■ DATA LINES
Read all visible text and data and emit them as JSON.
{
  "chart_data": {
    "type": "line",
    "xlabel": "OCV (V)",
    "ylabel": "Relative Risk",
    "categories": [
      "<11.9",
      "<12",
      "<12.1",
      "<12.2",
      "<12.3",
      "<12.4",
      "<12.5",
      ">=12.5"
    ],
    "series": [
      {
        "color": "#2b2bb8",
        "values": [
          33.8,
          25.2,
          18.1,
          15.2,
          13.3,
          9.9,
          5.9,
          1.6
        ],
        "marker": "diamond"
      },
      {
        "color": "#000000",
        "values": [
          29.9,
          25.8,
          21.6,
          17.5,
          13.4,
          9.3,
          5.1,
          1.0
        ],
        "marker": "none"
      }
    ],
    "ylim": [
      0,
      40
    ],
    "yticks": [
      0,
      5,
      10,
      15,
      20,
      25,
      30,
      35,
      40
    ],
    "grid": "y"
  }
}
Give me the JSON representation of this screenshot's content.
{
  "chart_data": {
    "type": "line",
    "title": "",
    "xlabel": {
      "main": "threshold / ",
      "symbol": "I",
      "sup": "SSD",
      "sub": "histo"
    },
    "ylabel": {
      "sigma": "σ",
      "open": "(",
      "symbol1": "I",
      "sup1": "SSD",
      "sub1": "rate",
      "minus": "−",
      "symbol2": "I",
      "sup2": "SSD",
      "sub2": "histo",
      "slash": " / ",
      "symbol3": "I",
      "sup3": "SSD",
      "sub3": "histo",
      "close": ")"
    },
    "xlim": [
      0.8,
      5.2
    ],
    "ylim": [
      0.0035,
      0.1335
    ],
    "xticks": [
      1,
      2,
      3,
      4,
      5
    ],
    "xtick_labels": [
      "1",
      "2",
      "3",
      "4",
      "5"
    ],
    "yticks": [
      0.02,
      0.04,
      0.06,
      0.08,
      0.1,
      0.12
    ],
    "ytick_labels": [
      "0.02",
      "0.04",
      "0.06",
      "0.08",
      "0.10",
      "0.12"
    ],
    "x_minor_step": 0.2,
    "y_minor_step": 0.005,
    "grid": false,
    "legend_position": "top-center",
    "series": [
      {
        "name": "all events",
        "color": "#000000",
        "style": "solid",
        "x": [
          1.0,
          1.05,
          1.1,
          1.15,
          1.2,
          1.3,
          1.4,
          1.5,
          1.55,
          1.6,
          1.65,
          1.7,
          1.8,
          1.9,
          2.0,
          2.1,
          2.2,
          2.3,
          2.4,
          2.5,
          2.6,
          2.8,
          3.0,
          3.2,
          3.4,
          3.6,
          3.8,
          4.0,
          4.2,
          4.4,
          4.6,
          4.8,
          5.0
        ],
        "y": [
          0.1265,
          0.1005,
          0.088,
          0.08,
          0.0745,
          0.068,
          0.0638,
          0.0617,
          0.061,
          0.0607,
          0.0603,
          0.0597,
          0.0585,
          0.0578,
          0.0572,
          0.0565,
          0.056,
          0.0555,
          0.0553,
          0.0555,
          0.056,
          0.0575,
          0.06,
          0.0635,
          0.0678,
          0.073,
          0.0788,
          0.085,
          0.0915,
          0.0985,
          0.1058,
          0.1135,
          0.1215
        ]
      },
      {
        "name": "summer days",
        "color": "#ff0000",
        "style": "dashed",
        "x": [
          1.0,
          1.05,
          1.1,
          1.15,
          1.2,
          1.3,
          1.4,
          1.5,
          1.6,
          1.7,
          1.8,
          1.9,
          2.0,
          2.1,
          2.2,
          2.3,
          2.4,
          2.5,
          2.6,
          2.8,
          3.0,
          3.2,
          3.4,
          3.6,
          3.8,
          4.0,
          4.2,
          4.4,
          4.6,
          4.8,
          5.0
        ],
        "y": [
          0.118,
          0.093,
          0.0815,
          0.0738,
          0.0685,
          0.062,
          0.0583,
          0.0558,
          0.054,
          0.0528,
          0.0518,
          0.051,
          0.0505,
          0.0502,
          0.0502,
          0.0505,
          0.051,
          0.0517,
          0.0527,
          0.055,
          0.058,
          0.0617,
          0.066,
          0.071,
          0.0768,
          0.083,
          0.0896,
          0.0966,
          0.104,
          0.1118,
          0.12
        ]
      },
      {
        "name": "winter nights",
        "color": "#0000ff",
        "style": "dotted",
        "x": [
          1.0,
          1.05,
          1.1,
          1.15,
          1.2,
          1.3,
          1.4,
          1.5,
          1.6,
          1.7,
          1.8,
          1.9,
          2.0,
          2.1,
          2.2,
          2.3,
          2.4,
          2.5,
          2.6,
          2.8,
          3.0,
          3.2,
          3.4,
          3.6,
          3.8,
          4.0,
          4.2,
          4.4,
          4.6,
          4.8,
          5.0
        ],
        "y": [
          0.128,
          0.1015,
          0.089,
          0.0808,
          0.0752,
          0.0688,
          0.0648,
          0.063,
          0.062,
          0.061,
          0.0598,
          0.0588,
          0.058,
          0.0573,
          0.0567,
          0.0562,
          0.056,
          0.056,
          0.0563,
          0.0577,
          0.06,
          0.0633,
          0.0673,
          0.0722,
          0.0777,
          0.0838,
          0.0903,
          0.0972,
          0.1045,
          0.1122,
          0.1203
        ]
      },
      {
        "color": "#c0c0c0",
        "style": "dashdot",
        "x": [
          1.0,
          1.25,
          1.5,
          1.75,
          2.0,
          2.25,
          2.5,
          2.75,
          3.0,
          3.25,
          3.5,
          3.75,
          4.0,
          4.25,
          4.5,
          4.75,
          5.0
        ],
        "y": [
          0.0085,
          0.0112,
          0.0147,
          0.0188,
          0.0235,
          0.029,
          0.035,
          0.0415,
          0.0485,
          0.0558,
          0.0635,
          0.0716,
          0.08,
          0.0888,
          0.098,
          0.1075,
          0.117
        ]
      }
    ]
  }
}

■ WORK TO DO
The records above should all be quoted exactly, please.

■ EXPECTED ANSWER
Read all visible text and data and emit them as JSON.
{
  "chart_data": {
    "type": "line",
    "xlabel": "OCV (V)",
    "ylabel": "Relative Risk",
    "categories": [
      "<11.9",
      "<12",
      "<12.1",
      "<12.2",
      "<12.3",
      "<12.4",
      "<12.5",
      ">=12.5"
    ],
    "series": [
      {
        "color": "#2b2bb8",
        "values": [
          33.8,
          25.2,
          18.1,
          15.2,
          13.3,
          9.9,
          5.9,
          1.6
        ],
        "marker": "diamond"
      },
      {
        "color": "#000000",
        "values": [
          29.9,
          25.8,
          21.6,
          17.5,
          13.4,
          9.3,
          5.1,
          1.0
        ],
        "marker": "none"
      }
    ],
    "ylim": [
      0,
      40
    ],
    "yticks": [
      0,
      5,
      10,
      15,
      20,
      25,
      30,
      35,
      40
    ],
    "grid": "y"
  }
}
Give me the JSON representation of this screenshot's content.
{
  "chart_data": {
    "type": "line",
    "title": "",
    "xlabel": {
      "main": "threshold / ",
      "symbol": "I",
      "sup": "SSD",
      "sub": "histo"
    },
    "ylabel": {
      "sigma": "σ",
      "open": "(",
      "symbol1": "I",
      "sup1": "SSD",
      "sub1": "rate",
      "minus": "−",
      "symbol2": "I",
      "sup2": "SSD",
      "sub2": "histo",
      "slash": " / ",
      "symbol3": "I",
      "sup3": "SSD",
      "sub3": "histo",
      "close": ")"
    },
    "xlim": [
      0.8,
      5.2
    ],
    "ylim": [
      0.0035,
      0.1335
    ],
    "xticks": [
      1,
      2,
      3,
      4,
      5
    ],
    "xtick_labels": [
      "1",
      "2",
      "3",
      "4",
      "5"
    ],
    "yticks": [
      0.02,
      0.04,
      0.06,
      0.08,
      0.1,
      0.12
    ],
    "ytick_labels": [
      "0.02",
      "0.04",
      "0.06",
      "0.08",
      "0.10",
      "0.12"
    ],
    "x_minor_step": 0.2,
    "y_minor_step": 0.005,
    "grid": false,
    "legend_position": "top-center",
    "series": [
      {
        "name": "all events",
        "color": "#000000",
        "style": "solid",
        "x": [
          1.0,
          1.05,
          1.1,
          1.15,
          1.2,
          1.3,
          1.4,
          1.5,
          1.55,
          1.6,
          1.65,
          1.7,
          1.8,
          1.9,
          2.0,
          2.1,
          2.2,
          2.3,
          2.4,
          2.5,
          2.6,
          2.8,
          3.0,
          3.2,
          3.4,
          3.6,
          3.8,
          4.0,
          4.2,
          4.4,
          4.6,
          4.8,
          5.0
        ],
        "y": [
          0.1265,
          0.1005,
          0.088,
          0.08,
          0.0745,
          0.068,
          0.0638,
          0.0617,
          0.061,
          0.0607,
          0.0603,
          0.0597,
          0.0585,
          0.0578,
          0.0572,
          0.0565,
          0.056,
          0.0555,
          0.0553,
          0.0555,
          0.056,
          0.0575,
          0.06,
          0.0635,
          0.0678,
          0.073,
          0.0788,
          0.085,
          0.0915,
          0.0985,
          0.1058,
          0.1135,
          0.1215
        ]
      },
      {
        "name": "summer days",
        "color": "#ff0000",
        "style": "dashed",
        "x": [
          1.0,
          1.05,
          1.1,
          1.15,
          1.2,
          1.3,
          1.4,
          1.5,
          1.6,
          1.7,
          1.8,
          1.9,
          2.0,
          2.1,
          2.2,
          2.3,
          2.4,
          2.5,
          2.6,
          2.8,
          3.0,
          3.2,
          3.4,
          3.6,
          3.8,
          4.0,
          4.2,
          4.4,
          4.6,
          4.8,
          5.0
        ],
        "y": [
          0.118,
          0.093,
          0.0815,
          0.0738,
          0.0685,
          0.062,
          0.0583,
          0.0558,
          0.054,
          0.0528,
          0.0518,
          0.051,
          0.0505,
          0.0502,
          0.0502,
          0.0505,
          0.051,
          0.0517,
          0.0527,
          0.055,
          0.058,
          0.0617,
          0.066,
          0.071,
          0.0768,
          0.083,
          0.0896,
          0.0966,
          0.104,
          0.1118,
          0.12
        ]
      },
      {
        "name": "winter nights",
        "color": "#0000ff",
        "style": "dotted",
        "x": [
          1.0,
          1.05,
          1.1,
          1.15,
          1.2,
          1.3,
          1.4,
          1.5,
          1.6,
          1.7,
          1.8,
          1.9,
          2.0,
          2.1,
          2.2,
          2.3,
          2.4,
          2.5,
          2.6,
          2.8,
          3.0,
          3.2,
          3.4,
          3.6,
          3.8,
          4.0,
          4.2,
          4.4,
          4.6,
          4.8,
          5.0
        ],
        "y": [
          0.128,
          0.1015,
          0.089,
          0.0808,
          0.0752,
          0.0688,
          0.0648,
          0.063,
          0.062,
          0.061,
          0.0598,
          0.0588,
          0.058,
          0.0573,
          0.0567,
          0.0562,
          0.056,
          0.056,
          0.0563,
          0.0577,
          0.06,
          0.0633,
          0.0673,
          0.0722,
          0.0777,
          0.0838,
          0.0903,
          0.0972,
          0.1045,
          0.1122,
          0.1203
        ]
      },
      {
        "color": "#c0c0c0",
        "style": "dashdot",
        "x": [
          1.0,
          1.25,
          1.5,
          1.75,
          2.0,
          2.25,
          2.5,
          2.75,
          3.0,
          3.25,
          3.5,
          3.75,
          4.0,
          4.25,
          4.5,
          4.75,
          5.0
        ],
        "y": [
          0.0085,
          0.0112,
          0.0147,
          0.0188,
          0.0235,
          0.029,
          0.035,
          0.0415,
          0.0485,
          0.0558,
          0.0635,
          0.0716,
          0.08,
          0.0888,
          0.098,
          0.1075,
          0.117
        ]
      }
    ]
  }
}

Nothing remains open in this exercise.